+++ Record excerpts

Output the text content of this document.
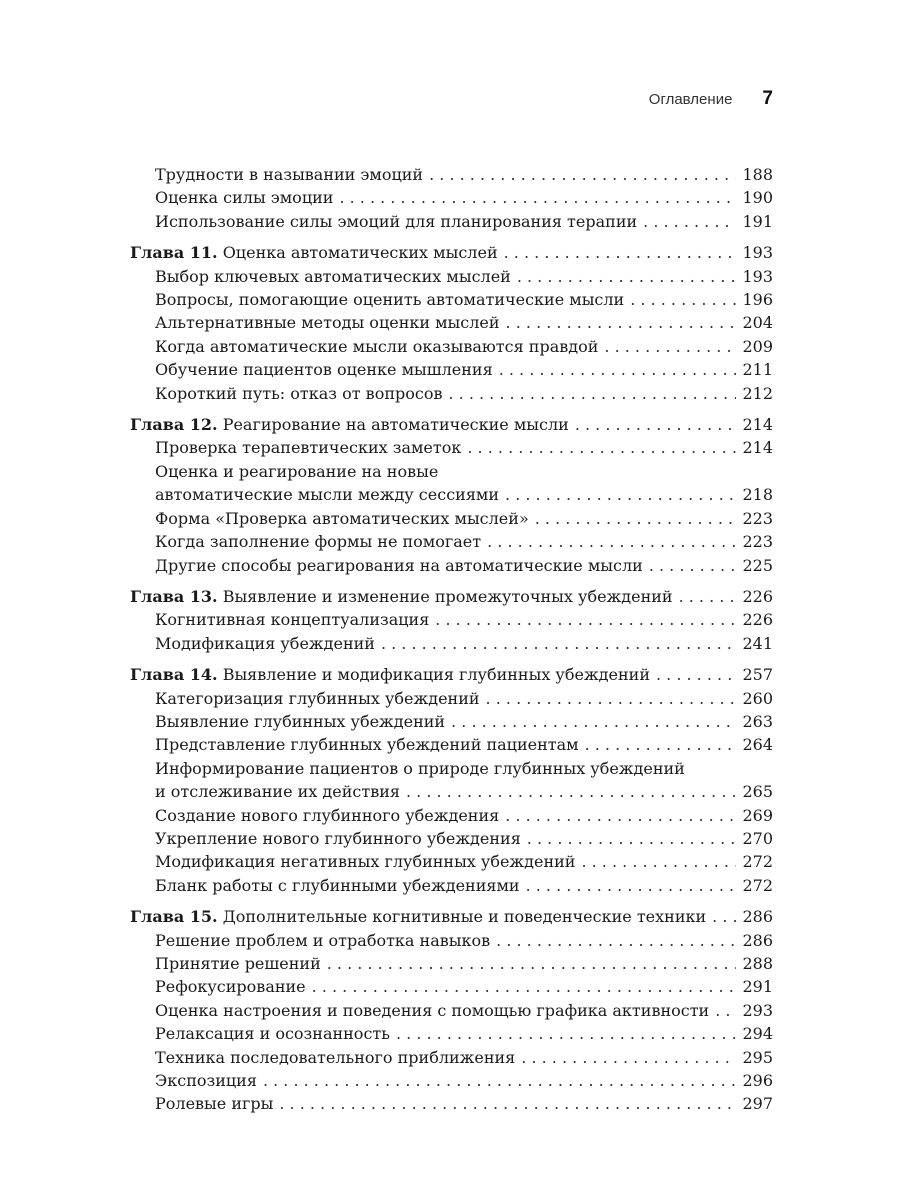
Оглавление 7
Трудности в назывании эмоций . . .	188
Оценка силы эмоции . . .	190
Использование силы эмоций для планирования терапии . . .	191
Глава 11. Оценка автоматических мыслей . . .	193
Выбор ключевых автоматических мыслей . . .	193
Вопросы, помогающие оценить автоматические мысли . . .	196
Альтернативные методы оценки мыслей . . .	204
Когда автоматические мысли оказываются правдой . . .	209
Обучение пациентов оценке мышления . . .	211
Короткий путь: отказ от вопросов . . .	212
Глава 12. Реагирование на автоматические мысли . . .	214
Проверка терапевтических заметок . . .	214
Оценка и реагирование на новые
автоматические мысли между сессиями . . .	218
Форма «Проверка автоматических мыслей» . . .	223
Когда заполнение формы не помогает . . .	223
Другие способы реагирования на автоматические мысли . . .	225
Глава 13. Выявление и изменение промежуточных убеждений . . .	226
Когнитивная концептуализация . . .	226
Модификация убеждений . . .	241
Глава 14. Выявление и модификация глубинных убеждений . . .	257
Категоризация глубинных убеждений . . .	260
Выявление глубинных убеждений . . .	263
Представление глубинных убеждений пациентам . . .	264
Информирование пациентов о природе глубинных убеждений
и отслеживание их действия . . .	265
Создание нового глубинного убеждения . . .	269
Укрепление нового глубинного убеждения . . .	270
Модификация негативных глубинных убеждений . . .	272
Бланк работы с глубинными убеждениями . . .	272
Глава 15. Дополнительные когнитивные и поведенческие техники . . . 286
Решение проблем и отработка навыков . . .	286
Принятие решений . . .	288
Рефокусирование . . .	291
Оценка настроения и поведения с помощью графика активности . . . 293
Релаксация и осознанность . . .	294
Техника последовательного приближения . . .	295
Экспозиция . . .	296
Ролевые игры . . .	297
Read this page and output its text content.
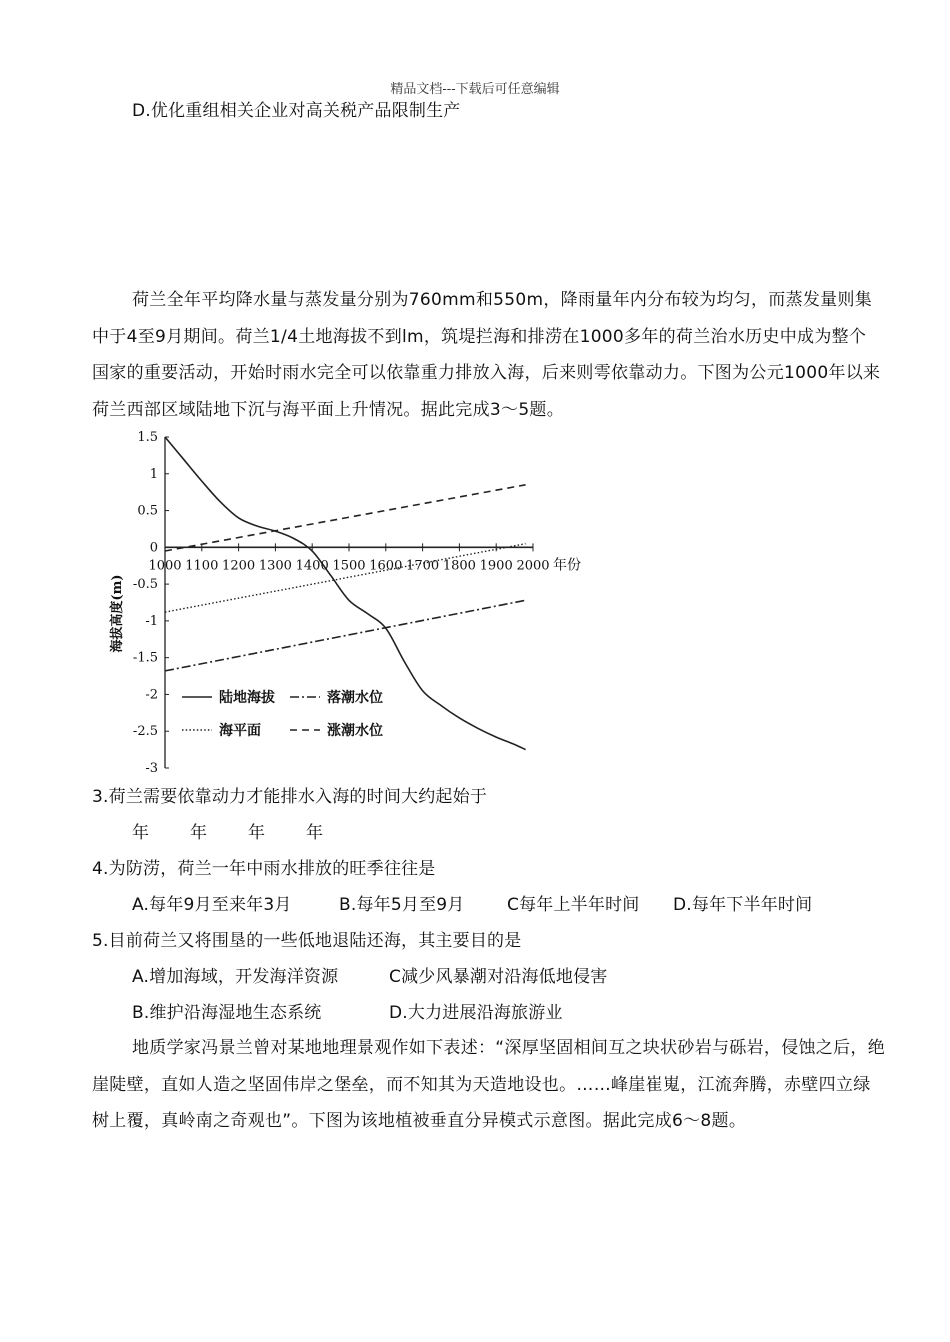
精品文档---下载后可任意编辑
D.优化重组相关企业对高关税产品限制生产
荷兰全年平均降水量与蒸发量分别为760mm和550m，降雨量年内分布较为均匀，而蒸发量则集中于4至9月期间。荷兰1/4土地海拔不到lm，筑堤拦海和排涝在1000多年的荷兰治水历史中成为整个国家的重要活动，开始时雨水完全可以依靠重力排放入海，后来则雩依靠动力。下图为公元1000年以来荷兰西部区域陆地下沉与海平面上升情况。据此完成3～5题。
1.5
1
0.5
0
-0.5
-1
-1.5
-2
-2.5
-3
1000 1100 1200 1300 1400 1500 1600 1700 1800 1900 2000 年份
海拔高度(m)
陆地海拔	落潮水位
海平面	涨潮水位
3.荷兰需要依靠动力才能排水入海的时间大约起始于
年 年 年 年
4.为防涝，荷兰一年中雨水排放的旺季往往是
A.每年9月至来年3月	B.每年5月至9月	C每年上半年时间 D.每年下半年时间
5.目前荷兰又将围垦的一些低地退陆还海，其主要目的是
A.增加海域，开发海洋资源	C减少风暴潮对沿海低地侵害
B.维护沿海湿地生态系统	D.大力进展沿海旅游业
地质学家冯景兰曾对某地地理景观作如下表述：“深厚坚固相间互之块状砂岩与砾岩，侵蚀之后，绝崖陡壁，直如人造之坚固伟岸之堡垒，而不知其为天造地设也。……峰崖崔嵬，江流奔腾，赤壁四立绿树上覆，真岭南之奇观也”。下图为该地植被垂直分异模式示意图。据此完成6～8题。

++++++

Problem: Pull every line containing "Когда" out of the records.

Exercise output:
Когда автоматические мысли оказываются правдой . . .	209
Когда заполнение формы не помогает . . .	223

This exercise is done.